_Goal:_ Search the data for the word "value" and copy every line where it occurs.

(Extracted data entries)
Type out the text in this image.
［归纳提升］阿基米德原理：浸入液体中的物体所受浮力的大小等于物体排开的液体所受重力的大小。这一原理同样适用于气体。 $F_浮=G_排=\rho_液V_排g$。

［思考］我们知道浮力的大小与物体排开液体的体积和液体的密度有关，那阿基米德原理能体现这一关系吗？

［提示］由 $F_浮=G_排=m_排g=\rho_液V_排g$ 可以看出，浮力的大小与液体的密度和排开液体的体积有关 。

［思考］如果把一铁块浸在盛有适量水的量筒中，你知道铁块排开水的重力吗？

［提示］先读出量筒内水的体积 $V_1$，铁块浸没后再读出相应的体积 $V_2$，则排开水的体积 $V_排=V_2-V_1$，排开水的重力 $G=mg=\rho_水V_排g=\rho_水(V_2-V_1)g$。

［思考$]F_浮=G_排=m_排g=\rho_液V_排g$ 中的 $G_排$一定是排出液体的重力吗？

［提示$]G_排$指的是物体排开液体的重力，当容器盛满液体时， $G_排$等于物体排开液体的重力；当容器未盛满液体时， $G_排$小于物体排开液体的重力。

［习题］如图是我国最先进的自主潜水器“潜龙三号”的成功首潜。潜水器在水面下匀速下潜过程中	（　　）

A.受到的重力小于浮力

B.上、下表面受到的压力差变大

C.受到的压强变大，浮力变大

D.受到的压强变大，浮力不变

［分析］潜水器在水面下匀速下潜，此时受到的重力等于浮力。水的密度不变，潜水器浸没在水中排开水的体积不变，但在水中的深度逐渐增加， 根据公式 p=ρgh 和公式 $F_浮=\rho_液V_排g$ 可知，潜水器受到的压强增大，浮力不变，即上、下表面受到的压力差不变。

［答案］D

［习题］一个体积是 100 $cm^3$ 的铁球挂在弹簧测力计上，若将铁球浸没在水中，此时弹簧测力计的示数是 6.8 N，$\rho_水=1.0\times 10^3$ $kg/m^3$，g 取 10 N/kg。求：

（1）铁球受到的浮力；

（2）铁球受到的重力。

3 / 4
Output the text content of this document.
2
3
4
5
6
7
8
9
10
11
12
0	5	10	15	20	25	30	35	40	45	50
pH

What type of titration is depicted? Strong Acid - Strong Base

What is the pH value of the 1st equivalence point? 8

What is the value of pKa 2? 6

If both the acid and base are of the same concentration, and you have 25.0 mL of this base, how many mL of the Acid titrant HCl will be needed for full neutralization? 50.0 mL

_Task response:_
What is the pH value of the 1st equivalence point? 8
What is the value of pKa 2? 6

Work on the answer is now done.